# Saitek Eclipse keyboard



## RT (Aug 20, 2000)

Most people probably take their keyboards for granted, and use what ever comes with their system - generally cheap stuff that seems to ship with computer systems these days, and equally cheap replacements can be bought for ~$20 or less. When I wanted to change keyboards I did a little looking around, just though I'd quickly  share my thoughts about it.

The Saitek Eclipse USB keyboard, is what I bought, finally.









HERE is the Saitek link, with other reviews.

It lights up! Cool.
There are two brightness levels or you can turn the backlight off. Also cool.
Blue LED as the source of backlight, (they made a special edition with red LED at the time I was looking around). 
Built in volume controls, quite handy.

I thought this excellent LED glow would be great for late-night gaming. Hmmm...Unless the screen is really dark I don't see much advantage there. Gaming via keyboard, I mean.

I've had this keyboard since mid-November 2005 and I have to say there is more to this besides it's unique look and the lights. It has a feel that's different from the cheaper keyboards. I guess that's referred to as tactile response, and it makes a difference I can tell you, let's your fingers do the walking, sort of thing.

I'm not a typist in the classical sense, I have to look at the keyboard but I use more than 2 fingers , which is why I really didn't care for Microsoft's Natural keyboard that many folks use, I suppose it's ergonomic but I could never could get past the hump-split design. And no doubt that's a fine keyboard (much as I hate to admit it, Microsoft does seem to make decent mice, standard keyboards and stuff, IMHO,, or they used to).

Bottom line :
The Eclipse is a fine keyboard in it's own right. Excellent feel.
The backlit design is very well done, but not really that useful. For full effect you must be directly facing the board (pretty much looking straight down on it) for the backlight to work well, even on the dim setting. 
Most folks will have the glow of their monitor to illuminate the keyboard anyway. It's a bit distracting with ambient light (till you turn it off, the keyboard light I mean). 
The LEDs tend to "bleed" through the keys if you are not looking straight on, giving a sort of unfocused effect.

The wrist rest is rather flimsy, cheapest part of the package.

Without the backlighting, in normal light, the characters are very easy to see, as they appear dark on a metallic silver key, even at night with a desk lamp, or monitor glow.

# [Provided records]
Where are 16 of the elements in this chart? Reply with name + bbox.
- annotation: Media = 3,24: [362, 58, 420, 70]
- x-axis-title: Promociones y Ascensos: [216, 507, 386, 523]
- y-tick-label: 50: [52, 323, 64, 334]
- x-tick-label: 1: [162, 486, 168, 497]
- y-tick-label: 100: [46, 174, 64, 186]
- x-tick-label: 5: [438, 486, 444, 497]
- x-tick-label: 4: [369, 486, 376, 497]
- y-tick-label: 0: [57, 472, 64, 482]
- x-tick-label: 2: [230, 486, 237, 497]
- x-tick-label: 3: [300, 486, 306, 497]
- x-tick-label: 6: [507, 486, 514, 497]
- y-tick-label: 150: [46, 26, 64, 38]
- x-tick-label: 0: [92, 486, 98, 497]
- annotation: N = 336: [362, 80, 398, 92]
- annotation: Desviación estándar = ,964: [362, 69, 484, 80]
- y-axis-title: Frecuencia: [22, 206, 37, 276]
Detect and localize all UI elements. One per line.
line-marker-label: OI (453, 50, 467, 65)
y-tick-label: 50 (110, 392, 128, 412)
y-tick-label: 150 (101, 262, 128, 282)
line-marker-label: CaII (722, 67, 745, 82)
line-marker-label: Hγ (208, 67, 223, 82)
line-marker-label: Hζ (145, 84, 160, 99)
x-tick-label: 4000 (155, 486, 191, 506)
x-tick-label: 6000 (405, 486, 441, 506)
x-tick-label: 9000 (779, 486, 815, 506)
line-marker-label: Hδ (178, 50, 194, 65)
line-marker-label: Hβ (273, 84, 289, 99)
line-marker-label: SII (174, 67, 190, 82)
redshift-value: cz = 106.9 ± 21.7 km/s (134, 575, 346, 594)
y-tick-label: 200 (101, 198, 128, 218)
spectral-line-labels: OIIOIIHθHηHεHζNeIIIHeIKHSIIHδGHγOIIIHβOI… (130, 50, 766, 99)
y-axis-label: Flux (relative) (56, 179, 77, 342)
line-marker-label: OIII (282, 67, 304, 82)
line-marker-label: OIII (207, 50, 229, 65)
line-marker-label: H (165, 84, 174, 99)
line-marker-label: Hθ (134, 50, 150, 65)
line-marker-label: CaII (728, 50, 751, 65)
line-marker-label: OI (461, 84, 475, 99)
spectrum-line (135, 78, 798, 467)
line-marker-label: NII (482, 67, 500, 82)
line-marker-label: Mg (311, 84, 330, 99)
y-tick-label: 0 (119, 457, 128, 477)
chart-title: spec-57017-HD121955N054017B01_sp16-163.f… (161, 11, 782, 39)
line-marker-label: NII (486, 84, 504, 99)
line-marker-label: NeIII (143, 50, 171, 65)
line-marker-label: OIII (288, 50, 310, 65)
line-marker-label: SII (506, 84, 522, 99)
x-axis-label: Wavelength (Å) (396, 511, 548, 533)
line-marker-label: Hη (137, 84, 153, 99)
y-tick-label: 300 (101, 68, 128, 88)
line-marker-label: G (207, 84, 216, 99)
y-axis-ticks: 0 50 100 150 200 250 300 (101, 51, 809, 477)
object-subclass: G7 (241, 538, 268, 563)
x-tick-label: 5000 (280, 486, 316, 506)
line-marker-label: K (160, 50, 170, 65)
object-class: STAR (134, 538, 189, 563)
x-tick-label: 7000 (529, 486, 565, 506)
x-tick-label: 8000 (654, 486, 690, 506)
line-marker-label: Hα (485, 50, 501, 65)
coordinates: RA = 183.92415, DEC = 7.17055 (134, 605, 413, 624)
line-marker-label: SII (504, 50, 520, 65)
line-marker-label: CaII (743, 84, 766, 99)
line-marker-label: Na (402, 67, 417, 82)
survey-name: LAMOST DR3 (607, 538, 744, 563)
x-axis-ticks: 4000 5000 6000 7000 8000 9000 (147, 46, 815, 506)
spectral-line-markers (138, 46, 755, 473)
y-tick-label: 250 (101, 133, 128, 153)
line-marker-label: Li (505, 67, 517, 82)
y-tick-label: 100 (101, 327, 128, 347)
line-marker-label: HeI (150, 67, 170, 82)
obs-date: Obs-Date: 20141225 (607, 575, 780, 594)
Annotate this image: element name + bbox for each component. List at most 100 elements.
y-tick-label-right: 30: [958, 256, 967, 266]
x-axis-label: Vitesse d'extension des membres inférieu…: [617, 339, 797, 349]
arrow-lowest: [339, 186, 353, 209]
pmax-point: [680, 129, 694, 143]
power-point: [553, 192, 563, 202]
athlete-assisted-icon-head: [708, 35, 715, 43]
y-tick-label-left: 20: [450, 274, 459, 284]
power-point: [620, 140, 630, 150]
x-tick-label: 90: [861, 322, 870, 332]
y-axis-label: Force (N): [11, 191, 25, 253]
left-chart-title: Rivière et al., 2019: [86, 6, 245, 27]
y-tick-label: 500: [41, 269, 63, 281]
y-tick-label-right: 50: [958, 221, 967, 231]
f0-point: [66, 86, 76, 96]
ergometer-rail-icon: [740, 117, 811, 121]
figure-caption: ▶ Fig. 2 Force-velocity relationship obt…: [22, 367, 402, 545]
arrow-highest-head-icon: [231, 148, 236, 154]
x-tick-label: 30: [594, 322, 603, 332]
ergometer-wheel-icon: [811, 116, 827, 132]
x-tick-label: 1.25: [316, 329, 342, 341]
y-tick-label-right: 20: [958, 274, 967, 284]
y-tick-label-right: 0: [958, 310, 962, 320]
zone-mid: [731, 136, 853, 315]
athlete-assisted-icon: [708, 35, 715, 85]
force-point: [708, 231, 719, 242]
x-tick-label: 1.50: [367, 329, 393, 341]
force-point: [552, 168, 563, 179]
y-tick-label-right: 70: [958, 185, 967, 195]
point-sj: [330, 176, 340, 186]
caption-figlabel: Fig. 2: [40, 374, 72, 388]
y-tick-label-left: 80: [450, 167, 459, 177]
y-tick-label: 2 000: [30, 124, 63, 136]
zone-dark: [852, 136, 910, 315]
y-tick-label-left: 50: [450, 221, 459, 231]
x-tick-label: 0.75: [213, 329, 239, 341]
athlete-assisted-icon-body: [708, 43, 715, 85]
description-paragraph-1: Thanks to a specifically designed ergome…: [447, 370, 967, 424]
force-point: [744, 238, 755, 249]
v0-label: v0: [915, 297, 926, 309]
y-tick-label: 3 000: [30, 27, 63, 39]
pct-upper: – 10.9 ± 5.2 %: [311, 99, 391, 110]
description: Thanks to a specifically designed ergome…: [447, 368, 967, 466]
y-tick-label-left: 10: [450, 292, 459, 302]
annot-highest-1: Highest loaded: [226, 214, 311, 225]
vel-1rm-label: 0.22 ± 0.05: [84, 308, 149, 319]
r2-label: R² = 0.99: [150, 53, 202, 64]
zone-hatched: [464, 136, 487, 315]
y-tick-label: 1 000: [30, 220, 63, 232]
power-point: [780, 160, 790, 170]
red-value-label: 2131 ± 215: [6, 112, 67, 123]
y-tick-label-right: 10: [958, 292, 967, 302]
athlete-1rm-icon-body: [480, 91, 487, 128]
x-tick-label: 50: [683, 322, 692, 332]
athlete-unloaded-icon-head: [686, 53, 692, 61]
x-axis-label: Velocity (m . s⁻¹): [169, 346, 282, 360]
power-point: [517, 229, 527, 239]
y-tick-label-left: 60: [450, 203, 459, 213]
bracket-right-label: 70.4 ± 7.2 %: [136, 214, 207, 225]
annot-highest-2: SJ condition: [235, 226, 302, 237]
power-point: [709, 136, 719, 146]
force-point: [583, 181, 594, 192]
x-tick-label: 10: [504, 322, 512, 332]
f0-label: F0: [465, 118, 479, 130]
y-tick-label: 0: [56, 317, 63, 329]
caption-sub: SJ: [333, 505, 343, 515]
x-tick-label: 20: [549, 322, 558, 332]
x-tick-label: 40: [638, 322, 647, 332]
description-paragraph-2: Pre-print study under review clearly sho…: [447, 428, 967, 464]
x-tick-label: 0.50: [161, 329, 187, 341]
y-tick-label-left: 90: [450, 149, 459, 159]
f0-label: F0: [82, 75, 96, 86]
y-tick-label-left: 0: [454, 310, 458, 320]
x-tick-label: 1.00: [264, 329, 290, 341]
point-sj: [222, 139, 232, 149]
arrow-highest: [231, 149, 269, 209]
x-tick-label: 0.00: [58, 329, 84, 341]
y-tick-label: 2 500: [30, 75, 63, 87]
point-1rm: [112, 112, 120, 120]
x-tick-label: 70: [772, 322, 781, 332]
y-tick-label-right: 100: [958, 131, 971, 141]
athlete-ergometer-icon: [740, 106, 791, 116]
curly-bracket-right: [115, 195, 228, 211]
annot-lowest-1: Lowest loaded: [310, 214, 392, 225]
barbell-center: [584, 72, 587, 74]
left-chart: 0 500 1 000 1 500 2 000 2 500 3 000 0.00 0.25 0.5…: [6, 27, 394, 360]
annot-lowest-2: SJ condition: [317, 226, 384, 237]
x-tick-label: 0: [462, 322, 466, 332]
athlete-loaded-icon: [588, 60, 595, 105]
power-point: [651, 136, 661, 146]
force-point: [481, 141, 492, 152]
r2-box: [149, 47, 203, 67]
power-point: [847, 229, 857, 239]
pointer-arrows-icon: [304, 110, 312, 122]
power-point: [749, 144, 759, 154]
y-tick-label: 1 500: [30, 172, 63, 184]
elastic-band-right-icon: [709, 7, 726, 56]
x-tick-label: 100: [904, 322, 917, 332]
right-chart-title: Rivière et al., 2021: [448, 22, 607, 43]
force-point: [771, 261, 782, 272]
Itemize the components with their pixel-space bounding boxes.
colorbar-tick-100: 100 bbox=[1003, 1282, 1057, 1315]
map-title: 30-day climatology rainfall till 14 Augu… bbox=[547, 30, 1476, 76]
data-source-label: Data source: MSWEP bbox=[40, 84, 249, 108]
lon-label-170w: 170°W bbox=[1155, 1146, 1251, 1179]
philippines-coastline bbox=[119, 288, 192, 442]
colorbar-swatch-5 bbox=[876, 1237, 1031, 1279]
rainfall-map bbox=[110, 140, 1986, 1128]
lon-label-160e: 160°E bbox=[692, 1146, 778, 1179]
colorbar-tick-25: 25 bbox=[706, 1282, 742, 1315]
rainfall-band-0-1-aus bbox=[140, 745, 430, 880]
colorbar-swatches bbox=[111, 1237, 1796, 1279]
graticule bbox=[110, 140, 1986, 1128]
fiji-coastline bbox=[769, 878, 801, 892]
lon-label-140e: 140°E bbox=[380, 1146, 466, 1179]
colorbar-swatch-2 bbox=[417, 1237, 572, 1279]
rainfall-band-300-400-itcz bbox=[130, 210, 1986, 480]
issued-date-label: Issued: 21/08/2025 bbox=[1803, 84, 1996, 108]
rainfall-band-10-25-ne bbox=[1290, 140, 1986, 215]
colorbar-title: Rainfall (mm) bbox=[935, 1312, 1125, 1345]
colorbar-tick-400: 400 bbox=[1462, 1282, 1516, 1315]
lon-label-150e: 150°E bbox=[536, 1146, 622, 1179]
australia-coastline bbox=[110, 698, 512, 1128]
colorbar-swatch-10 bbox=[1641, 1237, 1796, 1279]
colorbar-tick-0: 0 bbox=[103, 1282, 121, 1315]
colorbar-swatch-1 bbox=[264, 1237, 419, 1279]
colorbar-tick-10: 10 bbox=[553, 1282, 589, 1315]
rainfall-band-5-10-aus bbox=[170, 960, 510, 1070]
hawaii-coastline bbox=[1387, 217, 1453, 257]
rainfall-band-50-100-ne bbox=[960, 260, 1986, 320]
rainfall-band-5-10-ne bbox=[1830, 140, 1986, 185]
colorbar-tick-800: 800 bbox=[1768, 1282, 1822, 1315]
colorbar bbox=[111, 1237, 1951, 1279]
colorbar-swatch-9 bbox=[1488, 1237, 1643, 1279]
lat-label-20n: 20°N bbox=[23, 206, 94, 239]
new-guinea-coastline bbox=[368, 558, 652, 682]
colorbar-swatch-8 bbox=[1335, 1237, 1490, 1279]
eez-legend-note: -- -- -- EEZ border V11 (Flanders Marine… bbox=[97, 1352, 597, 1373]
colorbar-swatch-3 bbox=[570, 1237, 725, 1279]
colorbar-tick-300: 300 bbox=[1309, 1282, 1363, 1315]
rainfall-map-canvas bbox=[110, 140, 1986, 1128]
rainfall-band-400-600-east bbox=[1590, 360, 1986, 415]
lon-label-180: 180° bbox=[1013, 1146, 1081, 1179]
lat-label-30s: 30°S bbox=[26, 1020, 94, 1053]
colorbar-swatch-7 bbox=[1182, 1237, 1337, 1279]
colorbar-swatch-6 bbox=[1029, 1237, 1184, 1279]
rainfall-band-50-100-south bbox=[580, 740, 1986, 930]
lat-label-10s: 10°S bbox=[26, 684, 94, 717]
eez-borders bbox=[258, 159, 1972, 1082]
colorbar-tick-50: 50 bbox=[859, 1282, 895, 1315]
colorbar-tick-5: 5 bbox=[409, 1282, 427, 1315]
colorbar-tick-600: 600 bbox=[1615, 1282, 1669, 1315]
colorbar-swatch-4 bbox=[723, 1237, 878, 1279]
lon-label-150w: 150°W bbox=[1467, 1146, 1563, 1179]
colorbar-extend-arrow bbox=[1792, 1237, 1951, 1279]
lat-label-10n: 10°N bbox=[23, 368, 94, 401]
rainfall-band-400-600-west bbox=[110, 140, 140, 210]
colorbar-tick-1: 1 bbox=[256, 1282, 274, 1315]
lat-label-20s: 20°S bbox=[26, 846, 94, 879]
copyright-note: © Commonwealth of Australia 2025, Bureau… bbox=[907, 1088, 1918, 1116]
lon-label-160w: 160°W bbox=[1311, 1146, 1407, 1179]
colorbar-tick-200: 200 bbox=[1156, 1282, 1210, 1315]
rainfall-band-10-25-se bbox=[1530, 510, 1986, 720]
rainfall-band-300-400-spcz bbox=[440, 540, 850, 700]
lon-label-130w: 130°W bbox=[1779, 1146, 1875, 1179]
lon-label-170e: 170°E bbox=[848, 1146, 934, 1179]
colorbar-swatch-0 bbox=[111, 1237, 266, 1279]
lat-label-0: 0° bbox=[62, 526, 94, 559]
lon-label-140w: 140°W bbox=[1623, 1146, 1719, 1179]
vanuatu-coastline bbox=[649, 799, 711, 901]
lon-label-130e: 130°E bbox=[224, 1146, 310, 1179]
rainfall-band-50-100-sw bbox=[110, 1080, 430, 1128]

# [Problem 1]
According to the Saitek Eclipse keyboard review, what color LED provides the backlight on the keyboard the reviewer bought?
# [Problem 2]
Go on with the Saitek Eclipse keyboard review, picking up right after its final sentence.

# [Output 1]
Blue.

# [Output 2]
For the finger feel alone I would recommend this.
The lights look cool, and are occasionally useful, but not really needed, however cool it may look. 

I'd be glad to take and post photos of my keyboard to illustrate, if anyone really cares 

I really thought that a new keyboard would improve my spelling, but I haven't found one that does that yet


----------



## halcour (Mar 2, 2005)

I bought a KeyPro keyboard about 8 yrs ago. It has 12 programmable keys on the side and they're a breeze to program. Very useful. I've always loved this keyboard. A couple months ago a friend spilled an entire glass of tea right on it and it started going wacky. I put it in the dishwasher, let it dry for 2 wks, and it's working fine again!

Harold


----------



## RT (Aug 20, 2000)

An update that mirrors halcour's experience

I just spilled a drinjk straight on the board...


30 min after w/paper towels, my hands are sill wet but it s till o works goo

.


:up:


----------



## jack8 (Feb 6, 2005)

I've been using the Saitek Eclipse keyboard for about a year and it is very good. Much better than the one that came with my sytem.


----------



## halcour (Mar 2, 2005)

This is my next keyboard. I'll probably get it in a couple of wks. Has 18 programmable keys (w/3 modes, so you can have 54 macros), backlit, multimedia functions. All the reviews on Newegg rave about it.

http://www.logitech.com/index.cfm/products/details/US/EN,CRID=2166,CONTENTID=10717

Harold


----------



## jack8 (Feb 6, 2005)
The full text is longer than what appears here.